What the task asks: Can you reproduce every line of the data below, word for word?
· · · ·
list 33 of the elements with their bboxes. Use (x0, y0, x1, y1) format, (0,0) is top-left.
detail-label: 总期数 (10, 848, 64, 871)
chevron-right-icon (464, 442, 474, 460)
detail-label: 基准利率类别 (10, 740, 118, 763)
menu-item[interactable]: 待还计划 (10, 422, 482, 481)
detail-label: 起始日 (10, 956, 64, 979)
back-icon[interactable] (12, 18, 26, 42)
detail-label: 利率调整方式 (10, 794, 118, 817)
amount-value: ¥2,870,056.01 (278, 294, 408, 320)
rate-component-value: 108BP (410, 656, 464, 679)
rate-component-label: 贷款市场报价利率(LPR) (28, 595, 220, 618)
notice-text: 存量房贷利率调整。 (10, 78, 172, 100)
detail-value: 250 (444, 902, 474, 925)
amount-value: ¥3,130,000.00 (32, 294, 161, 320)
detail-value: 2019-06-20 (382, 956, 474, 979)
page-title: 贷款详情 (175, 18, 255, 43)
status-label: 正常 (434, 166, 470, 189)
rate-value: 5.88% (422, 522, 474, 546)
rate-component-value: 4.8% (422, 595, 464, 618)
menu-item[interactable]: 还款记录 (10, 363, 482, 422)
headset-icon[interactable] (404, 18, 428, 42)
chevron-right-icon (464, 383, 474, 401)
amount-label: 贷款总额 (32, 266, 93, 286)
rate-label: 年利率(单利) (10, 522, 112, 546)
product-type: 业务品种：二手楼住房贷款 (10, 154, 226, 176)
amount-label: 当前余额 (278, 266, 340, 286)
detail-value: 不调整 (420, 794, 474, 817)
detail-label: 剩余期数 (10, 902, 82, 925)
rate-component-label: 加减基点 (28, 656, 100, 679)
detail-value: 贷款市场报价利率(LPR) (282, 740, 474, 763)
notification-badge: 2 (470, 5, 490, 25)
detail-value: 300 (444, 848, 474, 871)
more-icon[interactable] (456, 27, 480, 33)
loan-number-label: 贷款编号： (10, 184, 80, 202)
· · · ·
Exercise answer:
list 33 of the elements with their bboxes. Use (x0, y0, x1, y1) format, (0,0) is top-left.
detail-label: 总期数 (10, 848, 64, 871)
chevron-right-icon (464, 442, 474, 460)
detail-label: 基准利率类别 (10, 740, 118, 763)
menu-item[interactable]: 待还计划 (10, 422, 482, 481)
detail-label: 起始日 (10, 956, 64, 979)
back-icon[interactable] (12, 18, 26, 42)
detail-label: 利率调整方式 (10, 794, 118, 817)
amount-value: ¥2,870,056.01 (278, 294, 408, 320)
rate-component-value: 108BP (410, 656, 464, 679)
rate-component-label: 贷款市场报价利率(LPR) (28, 595, 220, 618)
notice-text: 存量房贷利率调整。 (10, 78, 172, 100)
detail-value: 250 (444, 902, 474, 925)
amount-value: ¥3,130,000.00 (32, 294, 161, 320)
detail-value: 2019-06-20 (382, 956, 474, 979)
page-title: 贷款详情 (175, 18, 255, 43)
status-label: 正常 (434, 166, 470, 189)
rate-value: 5.88% (422, 522, 474, 546)
rate-component-value: 4.8% (422, 595, 464, 618)
menu-item[interactable]: 还款记录 (10, 363, 482, 422)
headset-icon[interactable] (404, 18, 428, 42)
chevron-right-icon (464, 383, 474, 401)
amount-label: 贷款总额 (32, 266, 93, 286)
rate-label: 年利率(单利) (10, 522, 112, 546)
product-type: 业务品种：二手楼住房贷款 (10, 154, 226, 176)
amount-label: 当前余额 (278, 266, 340, 286)
detail-value: 不调整 (420, 794, 474, 817)
detail-label: 剩余期数 (10, 902, 82, 925)
rate-component-label: 加减基点 (28, 656, 100, 679)
detail-value: 贷款市场报价利率(LPR) (282, 740, 474, 763)
notification-badge: 2 (470, 5, 490, 25)
detail-value: 300 (444, 848, 474, 871)
more-icon[interactable] (456, 27, 480, 33)
loan-number-label: 贷款编号： (10, 184, 80, 202)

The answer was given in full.